Without the pictures, copy all the entries below exactly.

___ Listed entries

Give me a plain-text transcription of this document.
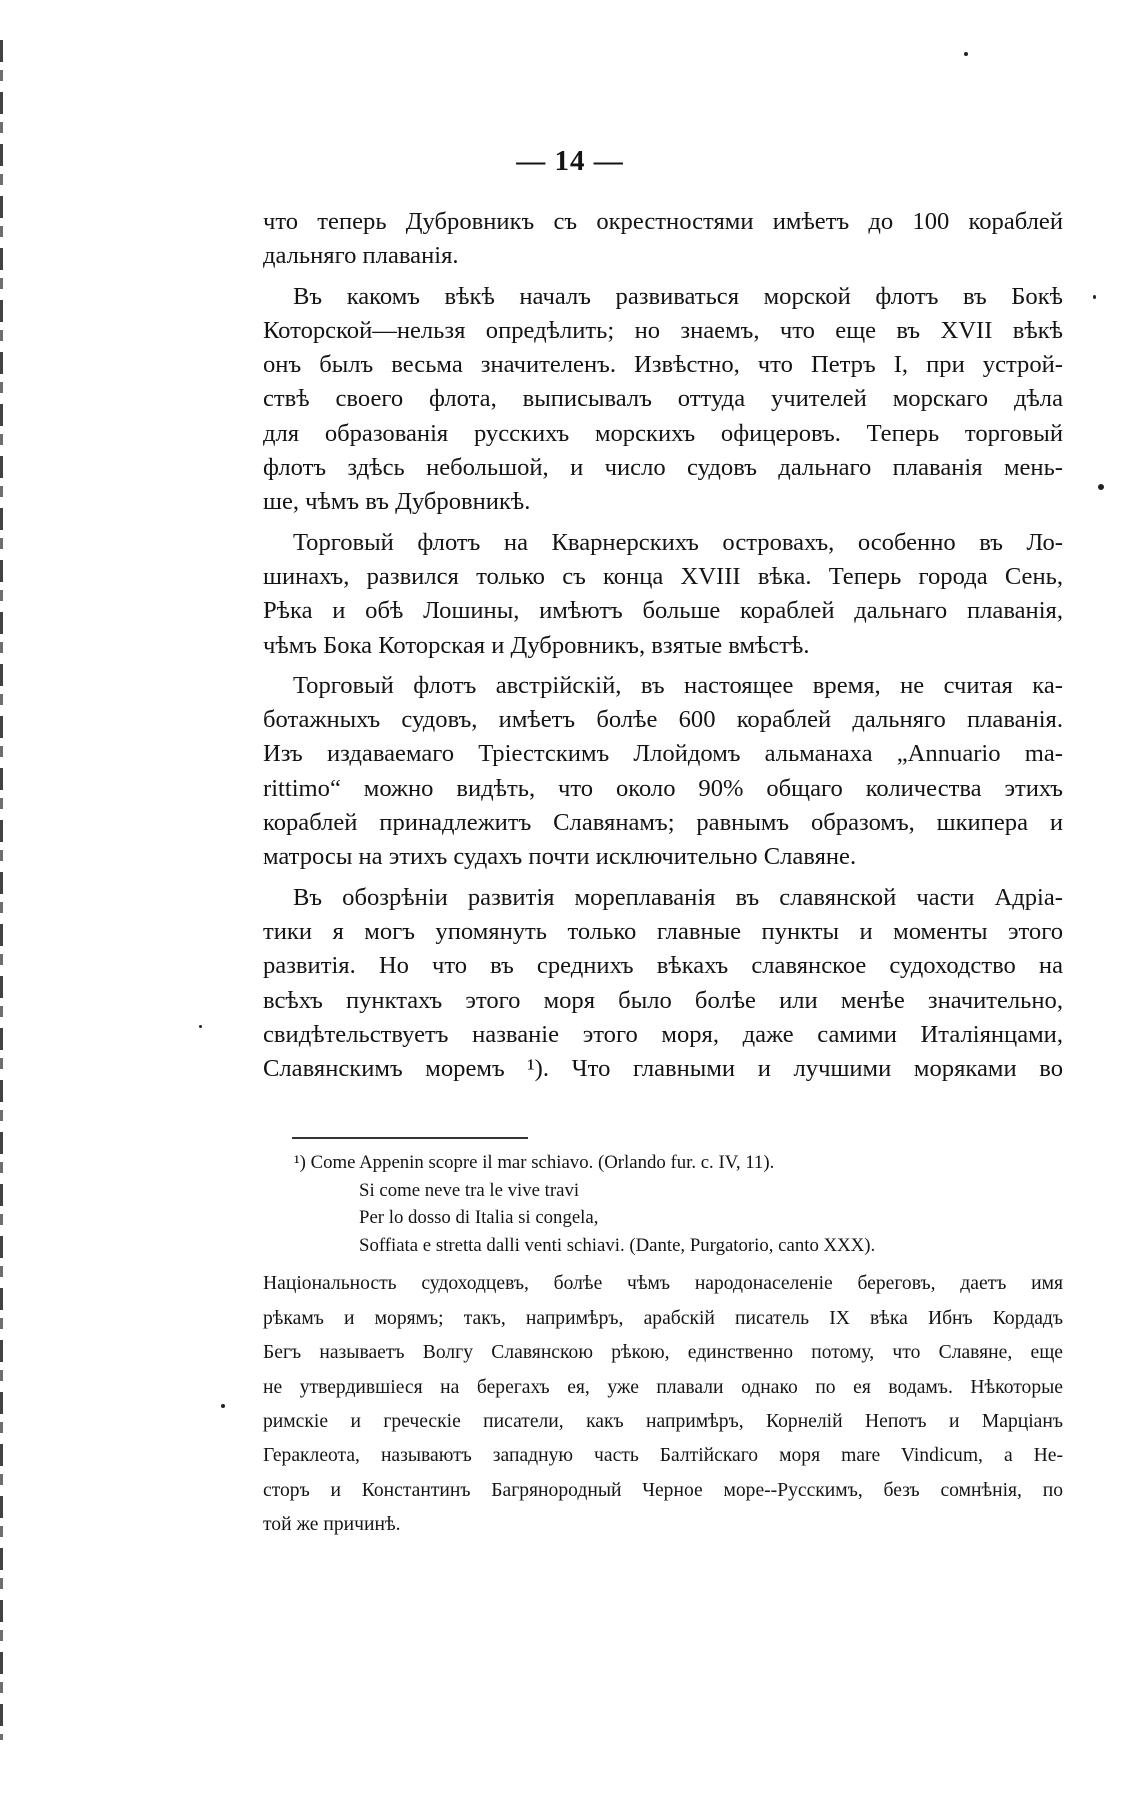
— 14 —
что теперь Дубровникъ съ окрестностями имѣетъ до 100 кораблей
дальняго плаванія.
Въ какомъ вѣкѣ началъ развиваться морской флотъ въ Бокѣ
Которской—нельзя опредѣлить; но знаемъ, что еще въ XVII вѣкѣ
онъ былъ весьма значителенъ. Извѣстно, что Петръ I, при устрой-
ствѣ своего флота, выписывалъ оттуда учителей морскаго дѣла
для образованія русскихъ морскихъ офицеровъ. Теперь торговый
флотъ здѣсь небольшой, и число судовъ дальнаго плаванія мень-
ше, чѣмъ въ Дубровникѣ.
Торговый флотъ на Кварнерскихъ островахъ, особенно въ Ло-
шинахъ, развился только съ конца XVIII вѣка. Теперь города Сень,
Рѣка и обѣ Лошины, имѣютъ больше кораблей дальнаго плаванія,
чѣмъ Бока Которская и Дубровникъ, взятые вмѣстѣ.
Торговый флотъ австрійскій, въ настоящее время, не считая ка-
ботажныхъ судовъ, имѣетъ болѣе 600 кораблей дальняго плаванія.
Изъ издаваемаго Тріестскимъ Ллойдомъ альманаха „Annuario ma-
rittimo“ можно видѣть, что около 90% общаго количества этихъ
кораблей принадлежитъ Славянамъ; равнымъ образомъ, шкипера и
матросы на этихъ судахъ почти исключительно Славяне.
Въ обозрѣніи развитія мореплаванія въ славянской части Адріа-
тики я могъ упомянуть только главные пункты и моменты этого
развитія. Но что въ среднихъ вѣкахъ славянское судоходство на
всѣхъ пунктахъ этого моря было болѣе или менѣе значительно,
свидѣтельствуетъ названіе этого моря, даже самими Италіянцами,
Славянскимъ моремъ ¹). Что главными и лучшими моряками во
¹) Come Appenin scopre il mar schiavo. (Orlando fur. c. IV, 11).
Si come neve tra le vive travi
Per lo dosso di Italia si congela,
Soffiata e stretta dalli venti schiavi. (Dante, Purgatorio, canto XXX).
Національность судоходцевъ, болѣе чѣмъ народонаселеніе береговъ, даетъ имя
рѣкамъ и морямъ; такъ, напримѣръ, арабскій писатель IX вѣка Ибнъ Кордадъ
Бегъ называетъ Волгу Славянскою рѣкою, единственно потому, что Славяне, еще
не утвердившіеся на берегахъ ея, уже плавали однако по ея водамъ. Нѣкоторые
римскіе и греческіе писатели, какъ напримѣръ, Корнелій Непотъ и Марціанъ
Гераклеота, называютъ западную часть Балтійскаго моря mare Vindicum, а Не-
сторъ и Константинъ Багрянородный Черное море--Русскимъ, безъ сомнѣнія, по
той же причинѣ.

______

• The completed task:
Give me a plain-text transcription of this document.
— 14 —
что теперь Дубровникъ съ окрестностями имѣетъ до 100 кораблей
дальняго плаванія.
Въ какомъ вѣкѣ началъ развиваться морской флотъ въ Бокѣ
Которской—нельзя опредѣлить; но знаемъ, что еще въ XVII вѣкѣ
онъ былъ весьма значителенъ. Извѣстно, что Петръ I, при устрой-
ствѣ своего флота, выписывалъ оттуда учителей морскаго дѣла
для образованія русскихъ морскихъ офицеровъ. Теперь торговый
флотъ здѣсь небольшой, и число судовъ дальнаго плаванія мень-
ше, чѣмъ въ Дубровникѣ.
Торговый флотъ на Кварнерскихъ островахъ, особенно въ Ло-
шинахъ, развился только съ конца XVIII вѣка. Теперь города Сень,
Рѣка и обѣ Лошины, имѣютъ больше кораблей дальнаго плаванія,
чѣмъ Бока Которская и Дубровникъ, взятые вмѣстѣ.
Торговый флотъ австрійскій, въ настоящее время, не считая ка-
ботажныхъ судовъ, имѣетъ болѣе 600 кораблей дальняго плаванія.
Изъ издаваемаго Тріестскимъ Ллойдомъ альманаха „Annuario ma-
rittimo“ можно видѣть, что около 90% общаго количества этихъ
кораблей принадлежитъ Славянамъ; равнымъ образомъ, шкипера и
матросы на этихъ судахъ почти исключительно Славяне.
Въ обозрѣніи развитія мореплаванія въ славянской части Адріа-
тики я могъ упомянуть только главные пункты и моменты этого
развитія. Но что въ среднихъ вѣкахъ славянское судоходство на
всѣхъ пунктахъ этого моря было болѣе или менѣе значительно,
свидѣтельствуетъ названіе этого моря, даже самими Италіянцами,
Славянскимъ моремъ ¹). Что главными и лучшими моряками во
¹) Come Appenin scopre il mar schiavo. (Orlando fur. c. IV, 11).
Si come neve tra le vive travi
Per lo dosso di Italia si congela,
Soffiata e stretta dalli venti schiavi. (Dante, Purgatorio, canto XXX).
Національность судоходцевъ, болѣе чѣмъ народонаселеніе береговъ, даетъ имя
рѣкамъ и морямъ; такъ, напримѣръ, арабскій писатель IX вѣка Ибнъ Кордадъ
Бегъ называетъ Волгу Славянскою рѣкою, единственно потому, что Славяне, еще
не утвердившіеся на берегахъ ея, уже плавали однако по ея водамъ. Нѣкоторые
римскіе и греческіе писатели, какъ напримѣръ, Корнелій Непотъ и Марціанъ
Гераклеота, называютъ западную часть Балтійскаго моря mare Vindicum, а Не-
сторъ и Константинъ Багрянородный Черное море--Русскимъ, безъ сомнѣнія, по
той же причинѣ.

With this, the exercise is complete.